## Work required
The answer is one number: how many lines in the data below hold "Pedidos".

Raw records:
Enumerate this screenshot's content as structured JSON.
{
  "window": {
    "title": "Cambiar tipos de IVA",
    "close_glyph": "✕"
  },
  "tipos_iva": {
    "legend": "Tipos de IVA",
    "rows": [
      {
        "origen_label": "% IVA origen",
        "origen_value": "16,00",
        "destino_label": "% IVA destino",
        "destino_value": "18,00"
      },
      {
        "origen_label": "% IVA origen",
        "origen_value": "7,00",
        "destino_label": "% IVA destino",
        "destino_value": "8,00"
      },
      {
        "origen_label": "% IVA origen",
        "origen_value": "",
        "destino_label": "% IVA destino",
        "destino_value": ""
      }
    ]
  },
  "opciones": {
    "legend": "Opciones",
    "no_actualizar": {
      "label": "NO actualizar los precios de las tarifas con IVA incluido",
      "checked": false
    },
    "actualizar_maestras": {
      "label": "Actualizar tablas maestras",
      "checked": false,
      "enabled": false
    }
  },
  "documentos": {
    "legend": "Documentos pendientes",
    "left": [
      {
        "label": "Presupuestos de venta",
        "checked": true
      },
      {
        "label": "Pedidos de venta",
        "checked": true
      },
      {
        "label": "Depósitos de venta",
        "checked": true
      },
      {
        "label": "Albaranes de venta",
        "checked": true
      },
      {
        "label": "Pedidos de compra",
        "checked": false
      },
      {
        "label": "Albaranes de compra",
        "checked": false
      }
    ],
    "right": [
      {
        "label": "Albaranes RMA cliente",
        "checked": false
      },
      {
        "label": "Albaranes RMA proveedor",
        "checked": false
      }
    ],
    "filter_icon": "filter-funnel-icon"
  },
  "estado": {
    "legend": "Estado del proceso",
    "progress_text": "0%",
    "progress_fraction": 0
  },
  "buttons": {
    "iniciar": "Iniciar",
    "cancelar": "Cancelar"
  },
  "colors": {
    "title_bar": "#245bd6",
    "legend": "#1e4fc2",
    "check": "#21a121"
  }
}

## Full answer
2